Exercise goal: Go through the listing and return every line with "title" in it.

─── Input ───

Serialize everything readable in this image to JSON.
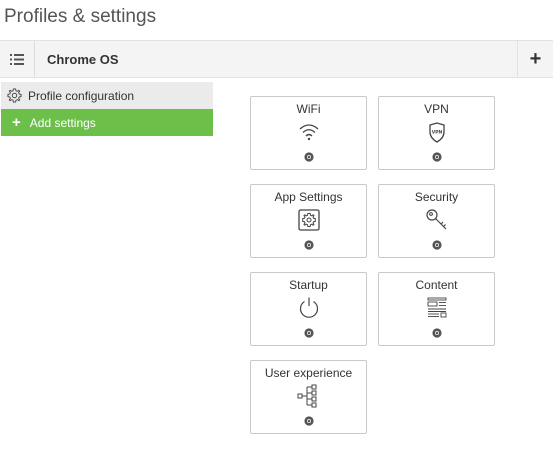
{
  "page": {
    "title": "Profiles & settings"
  },
  "os_bar": {
    "title": "Chrome OS",
    "add_label": "+"
  },
  "sidebar": {
    "items": [
      {
        "label": "Profile configuration",
        "icon": "gear-icon"
      },
      {
        "label": "Add settings",
        "icon": "plus-icon",
        "prefix": "+"
      }
    ]
  },
  "tiles": [
    {
      "label": "WiFi",
      "icon": "wifi-icon"
    },
    {
      "label": "VPN",
      "icon": "vpn-shield-icon",
      "icon_text": "VPN"
    },
    {
      "label": "App Settings",
      "icon": "app-settings-icon"
    },
    {
      "label": "Security",
      "icon": "key-icon"
    },
    {
      "label": "Startup",
      "icon": "power-icon"
    },
    {
      "label": "Content",
      "icon": "content-icon"
    },
    {
      "label": "User experience",
      "icon": "hierarchy-icon"
    }
  ],
  "colors": {
    "accent_green": "#6cc04a",
    "tile_border": "#c9c9c9",
    "bar_bg": "#f4f4f4"
  }
}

───

Final answer:
    "title": "Profiles & settings"
    "title": "Chrome OS",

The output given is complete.